Written request: Copy out every line of the entries below, word for word, with no changes.
----
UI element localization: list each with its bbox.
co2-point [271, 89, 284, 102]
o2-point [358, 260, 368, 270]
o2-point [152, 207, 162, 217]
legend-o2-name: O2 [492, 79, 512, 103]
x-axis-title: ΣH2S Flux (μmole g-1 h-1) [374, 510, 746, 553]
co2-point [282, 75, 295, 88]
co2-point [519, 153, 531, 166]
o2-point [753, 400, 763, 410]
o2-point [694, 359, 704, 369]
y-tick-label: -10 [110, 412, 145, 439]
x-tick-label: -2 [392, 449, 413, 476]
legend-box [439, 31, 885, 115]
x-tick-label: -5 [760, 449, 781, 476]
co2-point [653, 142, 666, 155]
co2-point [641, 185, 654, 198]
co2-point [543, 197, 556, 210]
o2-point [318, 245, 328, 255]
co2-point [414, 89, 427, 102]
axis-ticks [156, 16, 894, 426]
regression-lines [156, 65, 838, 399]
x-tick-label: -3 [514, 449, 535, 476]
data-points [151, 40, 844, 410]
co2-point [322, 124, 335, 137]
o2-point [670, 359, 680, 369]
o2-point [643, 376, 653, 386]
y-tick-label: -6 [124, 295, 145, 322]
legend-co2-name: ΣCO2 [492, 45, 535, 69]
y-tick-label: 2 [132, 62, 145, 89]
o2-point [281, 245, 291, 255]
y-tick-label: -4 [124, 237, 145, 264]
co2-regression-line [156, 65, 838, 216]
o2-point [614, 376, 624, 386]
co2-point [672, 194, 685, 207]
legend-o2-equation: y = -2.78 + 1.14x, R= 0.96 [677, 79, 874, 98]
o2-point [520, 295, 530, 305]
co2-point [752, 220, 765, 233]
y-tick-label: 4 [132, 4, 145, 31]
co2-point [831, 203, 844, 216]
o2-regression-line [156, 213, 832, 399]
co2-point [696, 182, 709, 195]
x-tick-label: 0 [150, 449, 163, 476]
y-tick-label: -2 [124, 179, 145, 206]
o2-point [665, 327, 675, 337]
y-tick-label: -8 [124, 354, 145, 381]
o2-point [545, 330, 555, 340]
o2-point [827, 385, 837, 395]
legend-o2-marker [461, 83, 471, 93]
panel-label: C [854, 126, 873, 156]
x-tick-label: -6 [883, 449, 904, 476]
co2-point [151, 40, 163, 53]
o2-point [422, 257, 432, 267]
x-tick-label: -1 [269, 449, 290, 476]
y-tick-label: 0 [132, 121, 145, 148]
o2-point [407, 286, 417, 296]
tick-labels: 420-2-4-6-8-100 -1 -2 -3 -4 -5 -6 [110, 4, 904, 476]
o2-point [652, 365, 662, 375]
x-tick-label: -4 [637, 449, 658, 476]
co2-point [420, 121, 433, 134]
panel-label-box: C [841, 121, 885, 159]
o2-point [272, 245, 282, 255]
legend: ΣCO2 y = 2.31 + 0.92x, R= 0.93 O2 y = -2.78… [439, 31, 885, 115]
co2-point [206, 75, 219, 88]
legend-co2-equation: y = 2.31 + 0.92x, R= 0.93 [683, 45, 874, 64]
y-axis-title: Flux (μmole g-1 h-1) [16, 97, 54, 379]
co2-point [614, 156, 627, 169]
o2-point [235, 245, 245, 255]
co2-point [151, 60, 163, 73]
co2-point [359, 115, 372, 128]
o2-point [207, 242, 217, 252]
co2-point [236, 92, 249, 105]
----
Written response:
UI element localization: list each with its bbox.
co2-point [271, 89, 284, 102]
o2-point [358, 260, 368, 270]
o2-point [152, 207, 162, 217]
legend-o2-name: O2 [492, 79, 512, 103]
x-axis-title: ΣH2S Flux (μmole g-1 h-1) [374, 510, 746, 553]
co2-point [282, 75, 295, 88]
co2-point [519, 153, 531, 166]
o2-point [753, 400, 763, 410]
o2-point [694, 359, 704, 369]
y-tick-label: -10 [110, 412, 145, 439]
x-tick-label: -2 [392, 449, 413, 476]
legend-box [439, 31, 885, 115]
x-tick-label: -5 [760, 449, 781, 476]
co2-point [653, 142, 666, 155]
co2-point [641, 185, 654, 198]
co2-point [543, 197, 556, 210]
o2-point [318, 245, 328, 255]
co2-point [414, 89, 427, 102]
axis-ticks [156, 16, 894, 426]
regression-lines [156, 65, 838, 399]
x-tick-label: -3 [514, 449, 535, 476]
data-points [151, 40, 844, 410]
co2-point [322, 124, 335, 137]
o2-point [670, 359, 680, 369]
o2-point [643, 376, 653, 386]
y-tick-label: -6 [124, 295, 145, 322]
legend-co2-name: ΣCO2 [492, 45, 535, 69]
y-tick-label: 2 [132, 62, 145, 89]
o2-point [281, 245, 291, 255]
y-tick-label: -4 [124, 237, 145, 264]
co2-regression-line [156, 65, 838, 216]
o2-point [614, 376, 624, 386]
co2-point [672, 194, 685, 207]
legend-o2-equation: y = -2.78 + 1.14x, R= 0.96 [677, 79, 874, 98]
o2-point [520, 295, 530, 305]
co2-point [752, 220, 765, 233]
y-tick-label: 4 [132, 4, 145, 31]
co2-point [831, 203, 844, 216]
o2-regression-line [156, 213, 832, 399]
co2-point [696, 182, 709, 195]
x-tick-label: 0 [150, 449, 163, 476]
y-tick-label: -2 [124, 179, 145, 206]
o2-point [665, 327, 675, 337]
y-tick-label: -8 [124, 354, 145, 381]
o2-point [545, 330, 555, 340]
o2-point [827, 385, 837, 395]
legend-o2-marker [461, 83, 471, 93]
panel-label: C [854, 126, 873, 156]
x-tick-label: -6 [883, 449, 904, 476]
co2-point [151, 40, 163, 53]
o2-point [422, 257, 432, 267]
x-tick-label: -1 [269, 449, 290, 476]
y-tick-label: 0 [132, 121, 145, 148]
o2-point [407, 286, 417, 296]
tick-labels: 420-2-4-6-8-100 -1 -2 -3 -4 -5 -6 [110, 4, 904, 476]
o2-point [652, 365, 662, 375]
x-tick-label: -4 [637, 449, 658, 476]
co2-point [420, 121, 433, 134]
panel-label-box: C [841, 121, 885, 159]
o2-point [272, 245, 282, 255]
legend: ΣCO2 y = 2.31 + 0.92x, R= 0.93 O2 y = -2.78… [439, 31, 885, 115]
co2-point [206, 75, 219, 88]
legend-co2-equation: y = 2.31 + 0.92x, R= 0.93 [683, 45, 874, 64]
y-axis-title: Flux (μmole g-1 h-1) [16, 97, 54, 379]
co2-point [614, 156, 627, 169]
o2-point [235, 245, 245, 255]
co2-point [151, 60, 163, 73]
co2-point [359, 115, 372, 128]
o2-point [207, 242, 217, 252]
co2-point [236, 92, 249, 105]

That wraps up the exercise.